The exercise:
Transcribe the listing in full, excluding any pictures.

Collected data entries
--- begin ---
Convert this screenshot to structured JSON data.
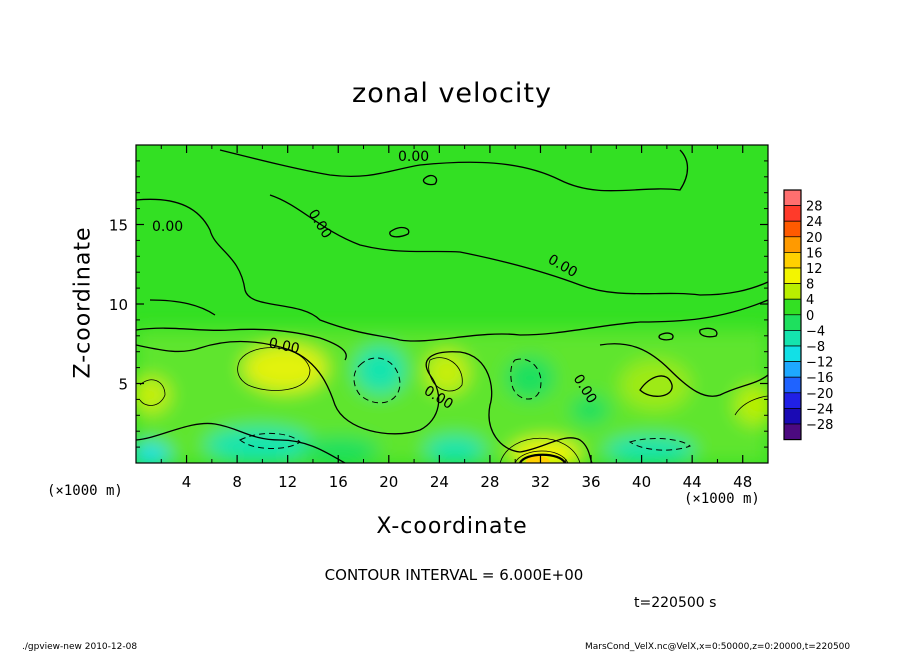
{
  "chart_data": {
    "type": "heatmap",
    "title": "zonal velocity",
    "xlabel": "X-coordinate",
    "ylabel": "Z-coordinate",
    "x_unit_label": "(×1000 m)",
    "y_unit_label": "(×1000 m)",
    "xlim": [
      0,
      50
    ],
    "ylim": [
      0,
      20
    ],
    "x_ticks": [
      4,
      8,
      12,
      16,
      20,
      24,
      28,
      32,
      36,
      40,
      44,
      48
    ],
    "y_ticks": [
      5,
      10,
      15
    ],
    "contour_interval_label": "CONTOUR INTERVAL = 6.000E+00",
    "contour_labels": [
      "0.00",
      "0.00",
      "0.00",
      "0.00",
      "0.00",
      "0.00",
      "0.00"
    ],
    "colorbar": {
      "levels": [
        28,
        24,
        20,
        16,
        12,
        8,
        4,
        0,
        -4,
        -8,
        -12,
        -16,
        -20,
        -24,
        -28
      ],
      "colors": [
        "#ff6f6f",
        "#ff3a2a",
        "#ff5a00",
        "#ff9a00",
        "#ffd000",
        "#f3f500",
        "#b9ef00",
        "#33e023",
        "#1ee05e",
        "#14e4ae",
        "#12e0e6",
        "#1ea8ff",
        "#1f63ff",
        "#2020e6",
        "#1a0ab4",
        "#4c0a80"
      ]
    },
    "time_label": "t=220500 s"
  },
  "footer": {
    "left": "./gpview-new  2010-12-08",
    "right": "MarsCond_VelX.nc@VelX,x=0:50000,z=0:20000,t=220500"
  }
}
--- end ---
Complete answer:
Convert this screenshot to structured JSON data.
{
  "chart_data": {
    "type": "heatmap",
    "title": "zonal velocity",
    "xlabel": "X-coordinate",
    "ylabel": "Z-coordinate",
    "x_unit_label": "(×1000 m)",
    "y_unit_label": "(×1000 m)",
    "xlim": [
      0,
      50
    ],
    "ylim": [
      0,
      20
    ],
    "x_ticks": [
      4,
      8,
      12,
      16,
      20,
      24,
      28,
      32,
      36,
      40,
      44,
      48
    ],
    "y_ticks": [
      5,
      10,
      15
    ],
    "contour_interval_label": "CONTOUR INTERVAL = 6.000E+00",
    "contour_labels": [
      "0.00",
      "0.00",
      "0.00",
      "0.00",
      "0.00",
      "0.00",
      "0.00"
    ],
    "colorbar": {
      "levels": [
        28,
        24,
        20,
        16,
        12,
        8,
        4,
        0,
        -4,
        -8,
        -12,
        -16,
        -20,
        -24,
        -28
      ],
      "colors": [
        "#ff6f6f",
        "#ff3a2a",
        "#ff5a00",
        "#ff9a00",
        "#ffd000",
        "#f3f500",
        "#b9ef00",
        "#33e023",
        "#1ee05e",
        "#14e4ae",
        "#12e0e6",
        "#1ea8ff",
        "#1f63ff",
        "#2020e6",
        "#1a0ab4",
        "#4c0a80"
      ]
    },
    "time_label": "t=220500 s"
  },
  "footer": {
    "left": "./gpview-new  2010-12-08",
    "right": "MarsCond_VelX.nc@VelX,x=0:50000,z=0:20000,t=220500"
  }
}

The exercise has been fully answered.